Challenge: Return a copy of every line in the records that includes the word "ἀριθμός".

Recorded information:
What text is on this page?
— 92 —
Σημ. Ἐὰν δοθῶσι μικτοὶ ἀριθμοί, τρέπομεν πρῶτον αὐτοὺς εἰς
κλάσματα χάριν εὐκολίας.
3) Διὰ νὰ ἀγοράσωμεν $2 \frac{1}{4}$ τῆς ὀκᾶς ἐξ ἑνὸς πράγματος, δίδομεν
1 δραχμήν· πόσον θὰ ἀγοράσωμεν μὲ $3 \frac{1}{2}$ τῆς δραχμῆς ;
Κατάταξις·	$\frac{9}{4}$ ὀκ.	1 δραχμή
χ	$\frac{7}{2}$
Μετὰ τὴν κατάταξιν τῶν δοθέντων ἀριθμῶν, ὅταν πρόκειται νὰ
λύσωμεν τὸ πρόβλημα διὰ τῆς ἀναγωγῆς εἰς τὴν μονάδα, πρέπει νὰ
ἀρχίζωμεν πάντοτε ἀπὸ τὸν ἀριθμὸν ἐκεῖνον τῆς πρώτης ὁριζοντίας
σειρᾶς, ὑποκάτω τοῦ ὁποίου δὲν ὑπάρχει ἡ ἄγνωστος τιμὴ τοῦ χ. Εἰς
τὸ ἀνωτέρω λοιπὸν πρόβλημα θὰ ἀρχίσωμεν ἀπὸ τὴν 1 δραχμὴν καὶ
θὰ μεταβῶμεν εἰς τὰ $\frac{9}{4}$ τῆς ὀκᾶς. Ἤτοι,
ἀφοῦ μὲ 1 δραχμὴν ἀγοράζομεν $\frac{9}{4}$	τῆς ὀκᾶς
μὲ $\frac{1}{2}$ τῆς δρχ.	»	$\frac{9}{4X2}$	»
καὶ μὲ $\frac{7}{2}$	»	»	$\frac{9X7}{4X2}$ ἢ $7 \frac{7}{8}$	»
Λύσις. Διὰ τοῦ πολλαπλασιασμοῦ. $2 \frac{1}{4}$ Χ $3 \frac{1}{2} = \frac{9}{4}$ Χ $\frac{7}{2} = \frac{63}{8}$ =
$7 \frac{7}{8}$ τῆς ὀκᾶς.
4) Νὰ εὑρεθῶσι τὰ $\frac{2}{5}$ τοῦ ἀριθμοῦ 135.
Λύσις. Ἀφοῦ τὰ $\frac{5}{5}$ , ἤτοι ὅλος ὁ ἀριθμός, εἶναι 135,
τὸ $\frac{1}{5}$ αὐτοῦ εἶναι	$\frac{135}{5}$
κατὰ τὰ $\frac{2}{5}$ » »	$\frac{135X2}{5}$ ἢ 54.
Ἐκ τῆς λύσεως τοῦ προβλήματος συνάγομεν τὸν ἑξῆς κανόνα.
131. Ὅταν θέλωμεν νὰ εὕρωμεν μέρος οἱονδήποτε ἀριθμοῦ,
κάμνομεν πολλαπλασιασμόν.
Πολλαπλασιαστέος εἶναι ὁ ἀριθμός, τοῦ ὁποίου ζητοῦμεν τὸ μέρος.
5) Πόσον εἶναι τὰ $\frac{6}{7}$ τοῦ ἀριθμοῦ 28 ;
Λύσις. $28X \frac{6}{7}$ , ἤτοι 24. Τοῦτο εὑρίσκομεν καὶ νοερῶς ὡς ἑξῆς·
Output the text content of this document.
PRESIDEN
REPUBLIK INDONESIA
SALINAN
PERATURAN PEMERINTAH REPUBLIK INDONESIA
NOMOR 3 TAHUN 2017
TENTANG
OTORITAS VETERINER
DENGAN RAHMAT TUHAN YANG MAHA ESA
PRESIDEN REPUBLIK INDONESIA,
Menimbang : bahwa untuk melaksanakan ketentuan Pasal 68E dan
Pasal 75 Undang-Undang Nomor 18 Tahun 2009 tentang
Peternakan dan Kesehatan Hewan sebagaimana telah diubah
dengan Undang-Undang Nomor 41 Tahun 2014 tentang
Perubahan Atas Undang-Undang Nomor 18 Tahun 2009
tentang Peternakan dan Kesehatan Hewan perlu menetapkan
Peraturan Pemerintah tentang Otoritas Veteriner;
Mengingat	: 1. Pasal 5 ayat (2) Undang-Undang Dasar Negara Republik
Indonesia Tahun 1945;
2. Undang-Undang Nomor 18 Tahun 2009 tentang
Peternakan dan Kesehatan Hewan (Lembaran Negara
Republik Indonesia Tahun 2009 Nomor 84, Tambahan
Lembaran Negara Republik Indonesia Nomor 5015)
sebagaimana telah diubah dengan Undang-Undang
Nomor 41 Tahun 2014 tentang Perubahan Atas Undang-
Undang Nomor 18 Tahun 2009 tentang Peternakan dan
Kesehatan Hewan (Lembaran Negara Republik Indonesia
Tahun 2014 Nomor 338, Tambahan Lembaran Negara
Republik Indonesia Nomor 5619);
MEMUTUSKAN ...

Solution for this problem:
Λύσις. Ἀφοῦ τὰ $\frac{5}{5}$ , ἤτοι ὅλος ὁ ἀριθμός, εἶναι 135,
Πολλαπλασιαστέος εἶναι ὁ ἀριθμός, τοῦ ὁποίου ζητοῦμεν τὸ μέρος.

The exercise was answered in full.